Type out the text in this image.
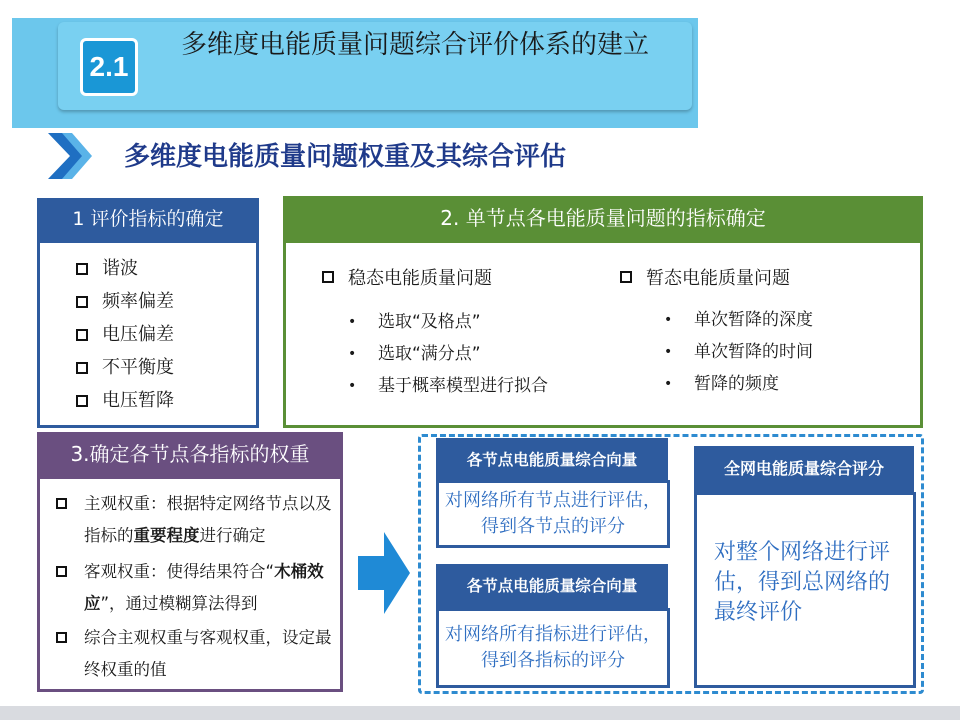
2.1
多维度电能质量问题综合评价体系的建立
多维度电能质量问题权重及其综合评估
1 评价指标的确定
谐波
频率偏差
电压偏差
不平衡度
电压暂降
2. 单节点各电能质量问题的指标确定
稳态电能质量问题
•	选取“及格点”
•	选取“满分点”
•	基于概率模型进行拟合
暂态电能质量问题
•	单次暂降的深度
•	单次暂降的时间
•	暂降的频度
3.确定各节点各指标的权重
主观权重：根据特定网络节点以及指标的重要程度进行确定
客观权重：使得结果符合“木桶效应”，通过模糊算法得到
综合主观权重与客观权重，设定最终权重的值
各节点电能质量综合向量
对网络所有节点进行评估，得到各节点的评分
各节点电能质量综合向量
对网络所有指标进行评估，得到各指标的评分
全网电能质量综合评分
对整个网络进行评估，得到总网络的最终评价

* _The exercise_: Make an exact copy of every record, pictures excluded.

* _Exercise solution_:
Type out the text in this image.
2.1
多维度电能质量问题综合评价体系的建立
多维度电能质量问题权重及其综合评估
1 评价指标的确定
谐波
频率偏差
电压偏差
不平衡度
电压暂降
2. 单节点各电能质量问题的指标确定
稳态电能质量问题
•	选取“及格点”
•	选取“满分点”
•	基于概率模型进行拟合
暂态电能质量问题
•	单次暂降的深度
•	单次暂降的时间
•	暂降的频度
3.确定各节点各指标的权重
主观权重：根据特定网络节点以及指标的重要程度进行确定
客观权重：使得结果符合“木桶效应”，通过模糊算法得到
综合主观权重与客观权重，设定最终权重的值
各节点电能质量综合向量
对网络所有节点进行评估，得到各节点的评分
各节点电能质量综合向量
对网络所有指标进行评估，得到各指标的评分
全网电能质量综合评分
对整个网络进行评估，得到总网络的最终评价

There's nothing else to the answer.